[Stored entries]
####################
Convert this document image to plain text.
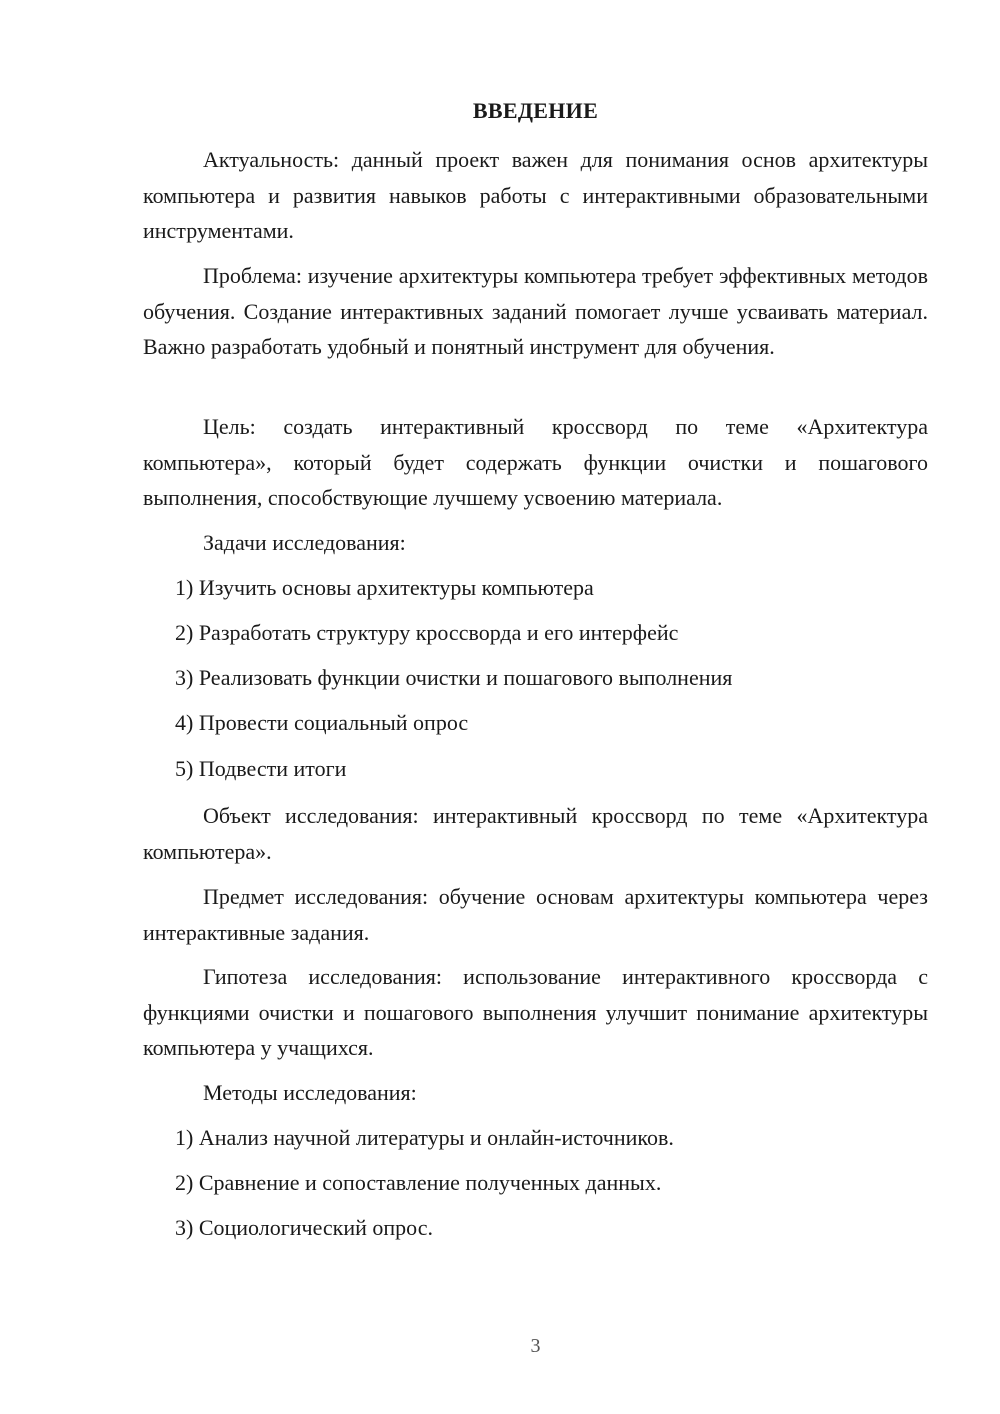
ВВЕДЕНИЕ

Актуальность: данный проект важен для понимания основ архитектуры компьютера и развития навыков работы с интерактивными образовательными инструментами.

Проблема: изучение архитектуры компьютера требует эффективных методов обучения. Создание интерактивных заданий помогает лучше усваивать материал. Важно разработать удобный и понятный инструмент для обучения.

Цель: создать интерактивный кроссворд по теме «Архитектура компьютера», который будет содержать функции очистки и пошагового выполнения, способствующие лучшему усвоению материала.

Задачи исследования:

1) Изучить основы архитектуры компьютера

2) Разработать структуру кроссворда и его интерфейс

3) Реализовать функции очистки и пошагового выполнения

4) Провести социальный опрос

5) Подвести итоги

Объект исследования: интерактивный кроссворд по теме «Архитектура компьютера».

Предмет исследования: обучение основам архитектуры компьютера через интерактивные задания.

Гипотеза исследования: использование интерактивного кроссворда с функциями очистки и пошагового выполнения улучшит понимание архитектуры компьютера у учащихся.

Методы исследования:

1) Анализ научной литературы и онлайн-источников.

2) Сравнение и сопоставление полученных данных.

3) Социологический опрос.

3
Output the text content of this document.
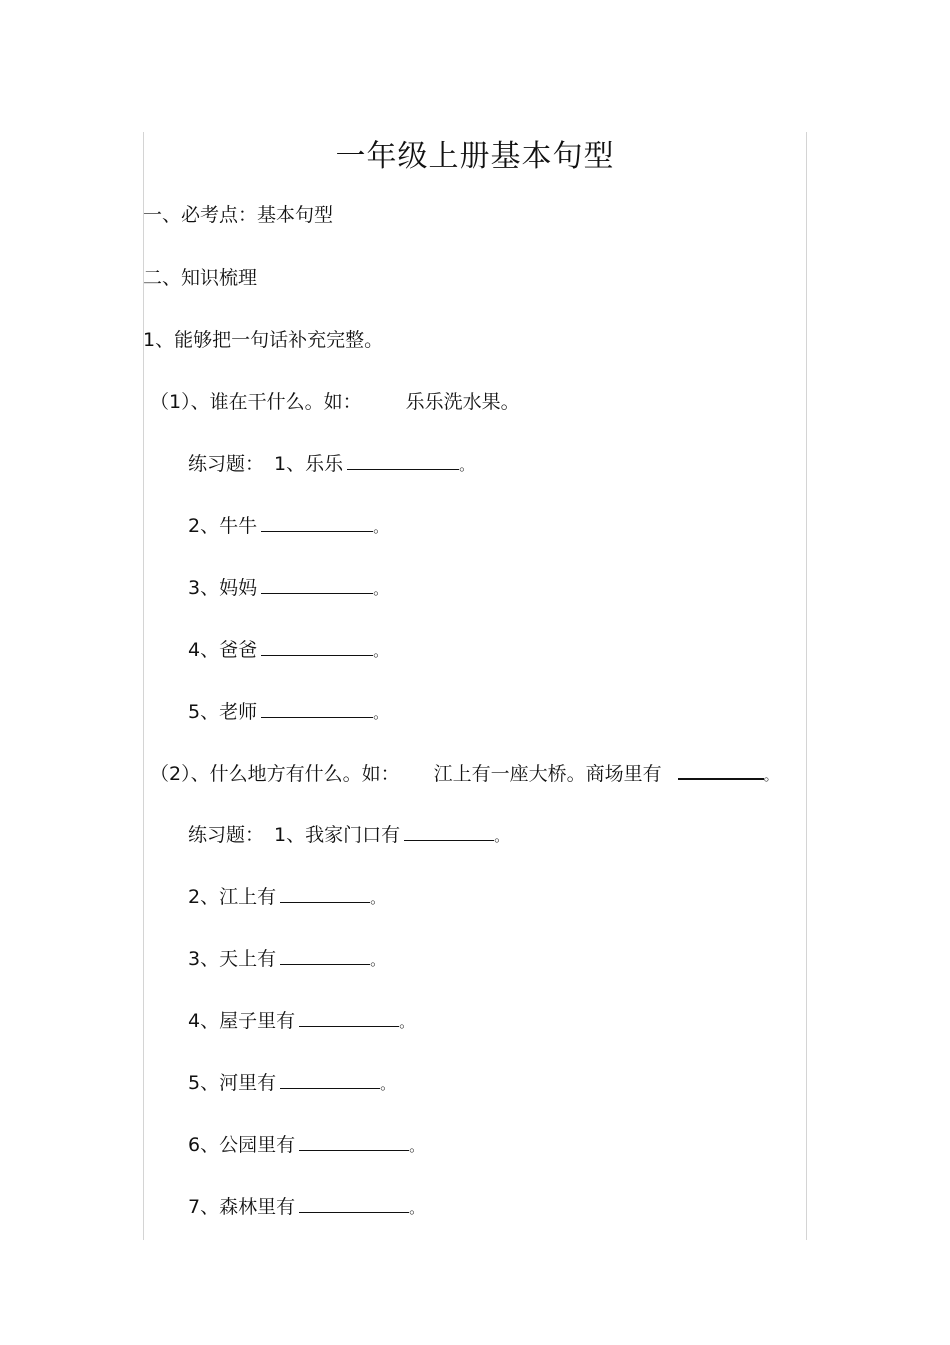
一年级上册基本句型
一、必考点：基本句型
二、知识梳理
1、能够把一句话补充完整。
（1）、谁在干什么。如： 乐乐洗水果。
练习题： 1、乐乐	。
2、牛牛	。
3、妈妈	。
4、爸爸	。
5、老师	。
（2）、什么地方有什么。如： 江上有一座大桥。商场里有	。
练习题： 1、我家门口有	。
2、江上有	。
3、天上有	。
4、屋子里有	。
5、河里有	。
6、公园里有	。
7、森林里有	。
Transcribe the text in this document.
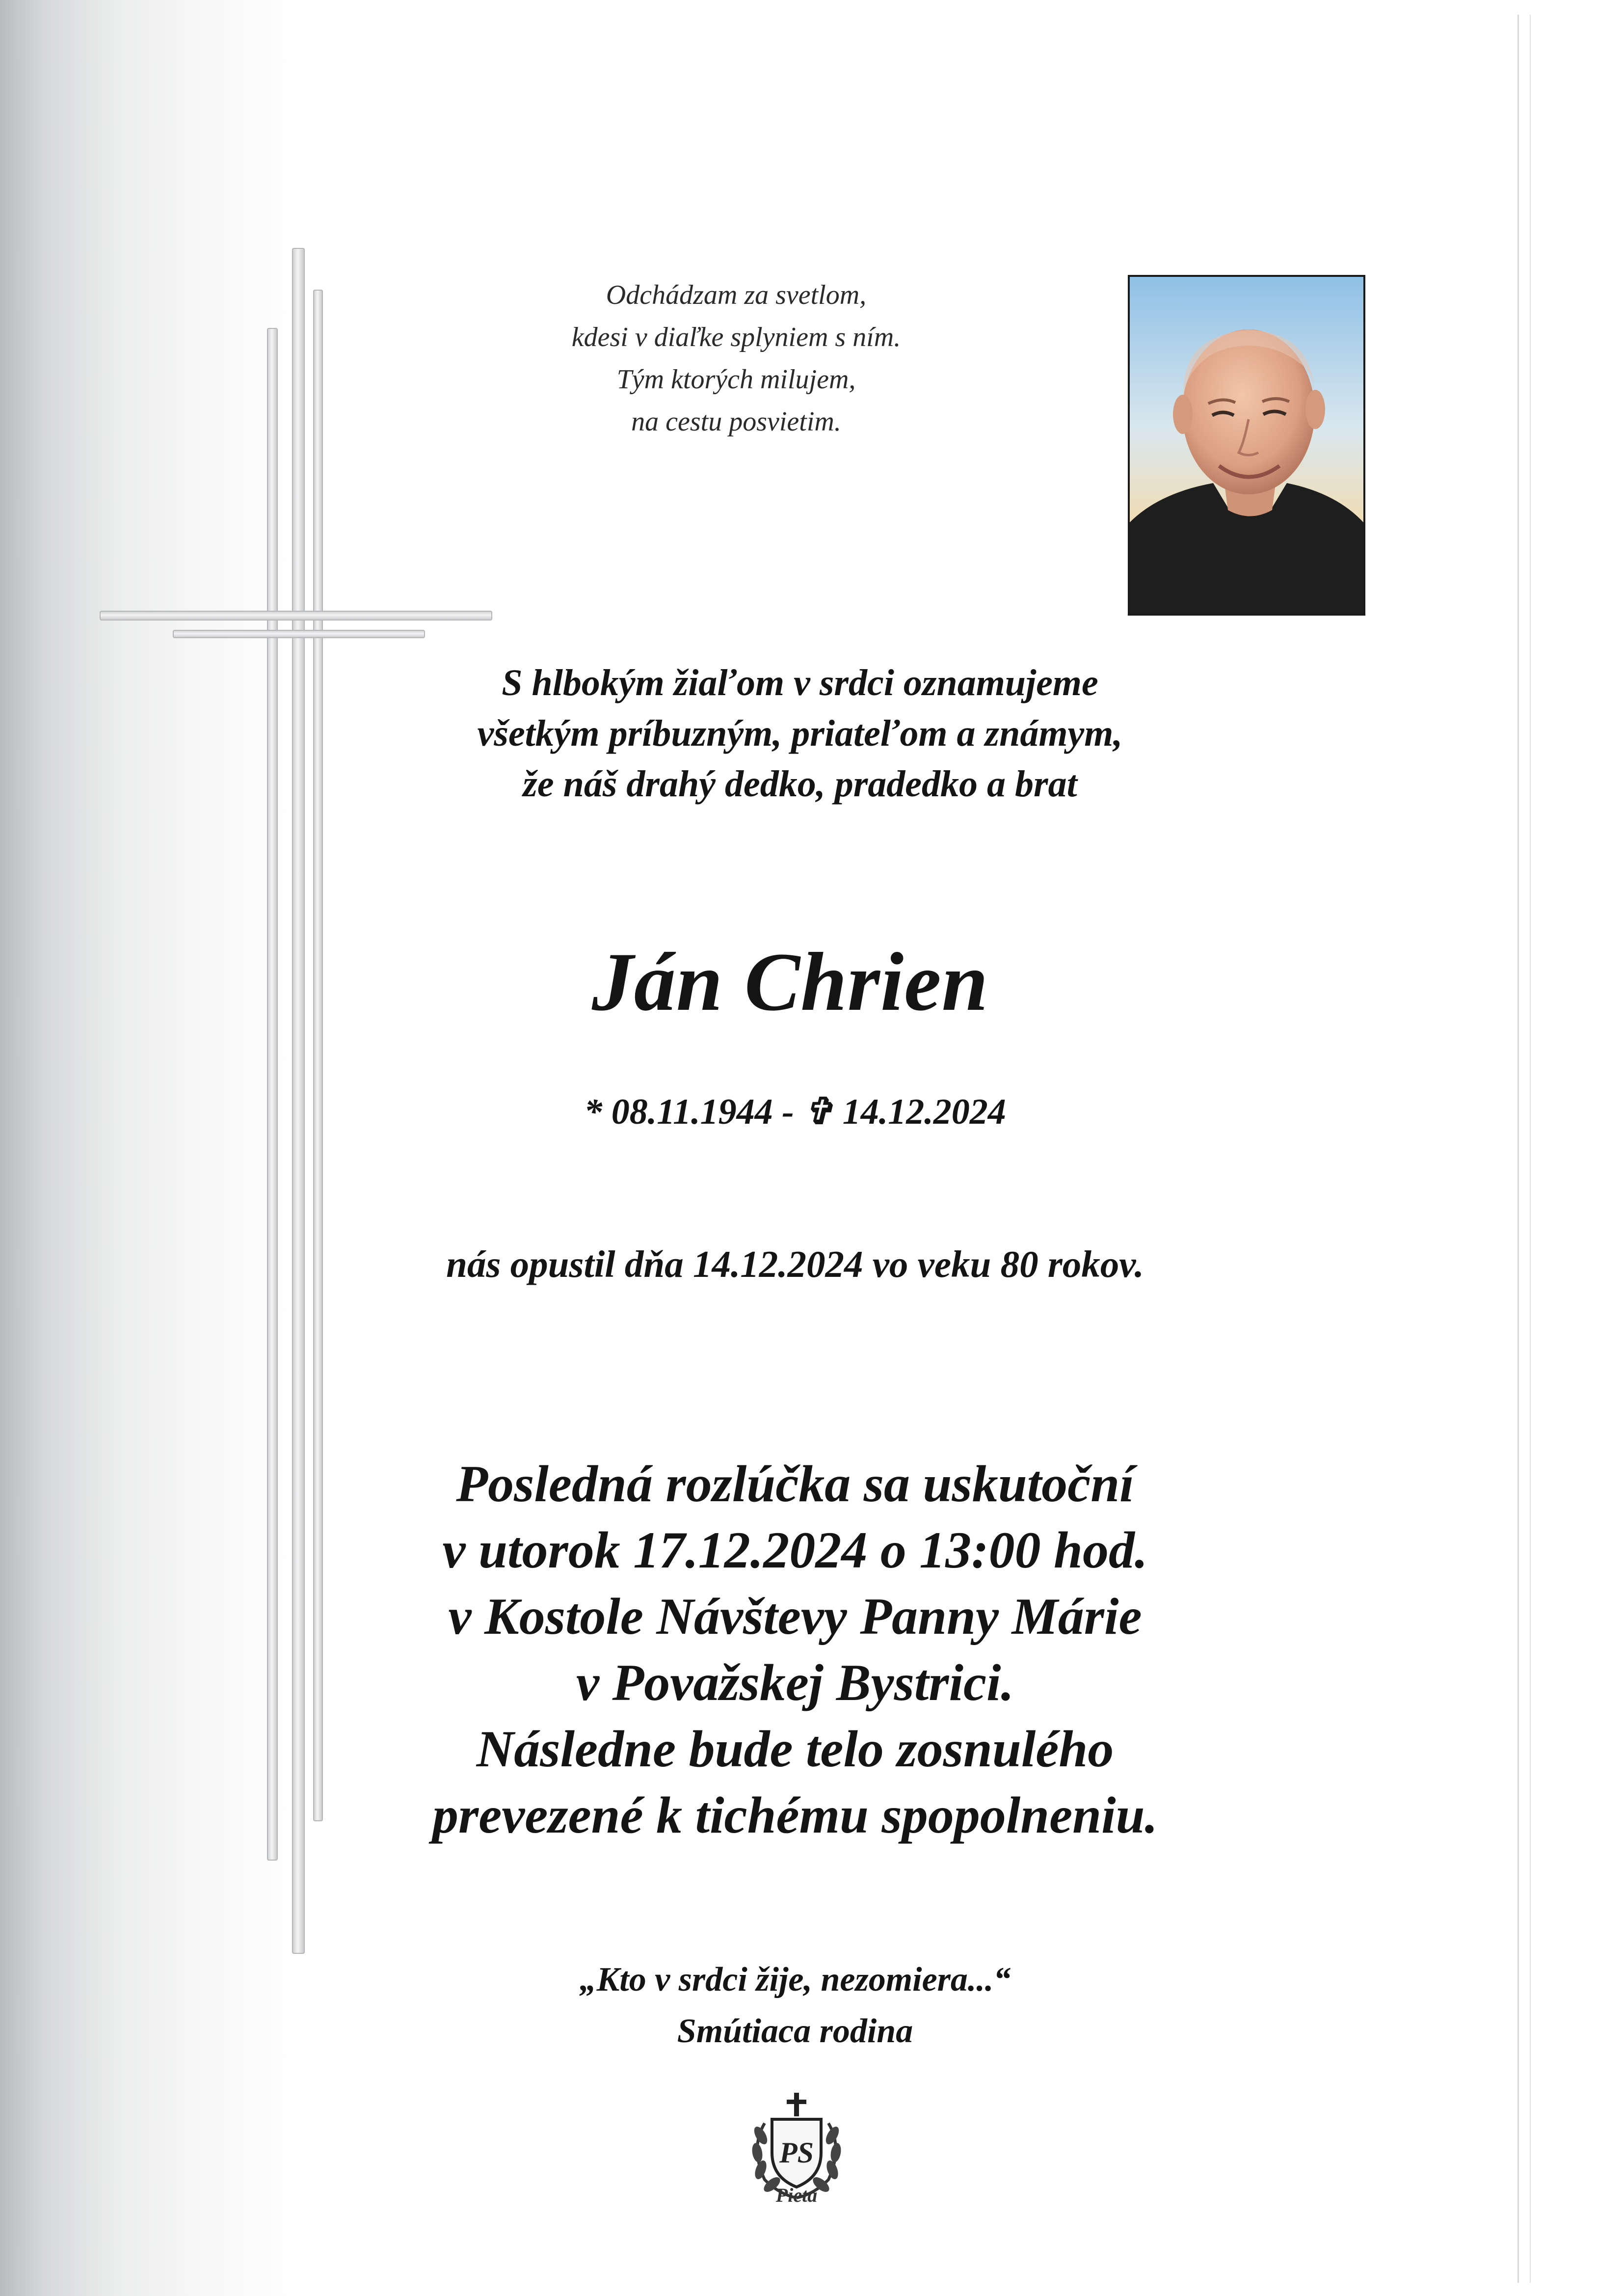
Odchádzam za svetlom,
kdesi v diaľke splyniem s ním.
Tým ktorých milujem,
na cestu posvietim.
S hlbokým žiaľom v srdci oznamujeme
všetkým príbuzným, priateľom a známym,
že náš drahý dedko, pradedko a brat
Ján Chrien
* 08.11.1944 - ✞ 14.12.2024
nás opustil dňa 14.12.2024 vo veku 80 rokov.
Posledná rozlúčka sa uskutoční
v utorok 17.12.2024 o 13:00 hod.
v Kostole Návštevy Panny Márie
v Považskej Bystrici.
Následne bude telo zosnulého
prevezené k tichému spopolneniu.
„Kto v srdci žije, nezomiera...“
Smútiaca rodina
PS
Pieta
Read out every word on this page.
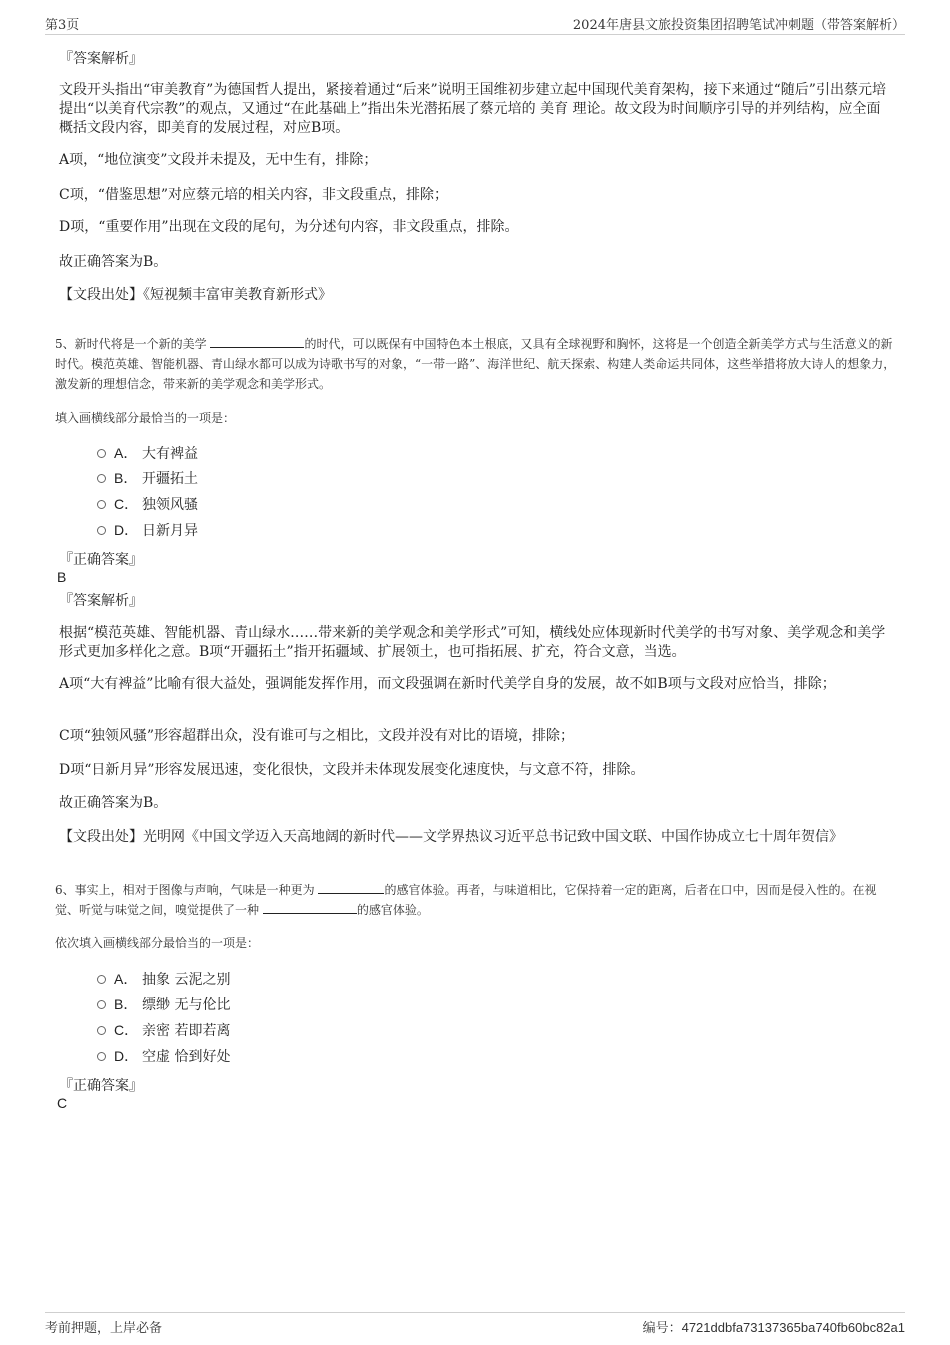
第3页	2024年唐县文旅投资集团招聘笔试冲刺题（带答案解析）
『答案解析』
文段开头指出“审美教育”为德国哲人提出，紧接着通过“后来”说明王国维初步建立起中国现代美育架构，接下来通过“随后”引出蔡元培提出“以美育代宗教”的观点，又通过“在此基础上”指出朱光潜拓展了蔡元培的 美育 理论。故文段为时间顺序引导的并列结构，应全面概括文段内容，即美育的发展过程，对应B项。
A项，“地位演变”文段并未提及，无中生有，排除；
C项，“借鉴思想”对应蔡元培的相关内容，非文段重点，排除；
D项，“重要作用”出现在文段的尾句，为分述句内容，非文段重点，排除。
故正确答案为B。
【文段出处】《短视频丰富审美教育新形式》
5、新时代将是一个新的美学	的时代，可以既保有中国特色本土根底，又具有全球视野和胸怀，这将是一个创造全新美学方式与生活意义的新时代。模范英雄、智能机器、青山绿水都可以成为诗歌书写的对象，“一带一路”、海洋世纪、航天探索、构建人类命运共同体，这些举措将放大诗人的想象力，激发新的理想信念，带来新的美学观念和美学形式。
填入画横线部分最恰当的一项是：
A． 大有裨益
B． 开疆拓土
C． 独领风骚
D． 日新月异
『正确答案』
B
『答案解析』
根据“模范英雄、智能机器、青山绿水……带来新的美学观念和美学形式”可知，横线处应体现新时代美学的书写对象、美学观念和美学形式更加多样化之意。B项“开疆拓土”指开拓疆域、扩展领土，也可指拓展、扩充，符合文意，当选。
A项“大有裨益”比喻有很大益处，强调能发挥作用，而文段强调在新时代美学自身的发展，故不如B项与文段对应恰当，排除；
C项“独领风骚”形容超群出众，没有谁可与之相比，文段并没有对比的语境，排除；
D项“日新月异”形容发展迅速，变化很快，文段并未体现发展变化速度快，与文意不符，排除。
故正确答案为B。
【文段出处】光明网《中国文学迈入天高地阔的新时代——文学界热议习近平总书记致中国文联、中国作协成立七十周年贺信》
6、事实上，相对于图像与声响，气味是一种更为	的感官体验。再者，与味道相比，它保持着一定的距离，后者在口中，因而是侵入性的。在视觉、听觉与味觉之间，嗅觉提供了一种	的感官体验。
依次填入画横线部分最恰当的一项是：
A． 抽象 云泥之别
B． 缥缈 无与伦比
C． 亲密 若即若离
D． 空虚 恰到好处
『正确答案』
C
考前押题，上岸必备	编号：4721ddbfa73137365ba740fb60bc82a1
####################
■ **Given request**
In the lines above, locate the string "document". Copy every line where it occurs.

■ **Result for this exercise**
Convert this document image to plain text.
Output the text content of this document.
Transcribe the text in this document.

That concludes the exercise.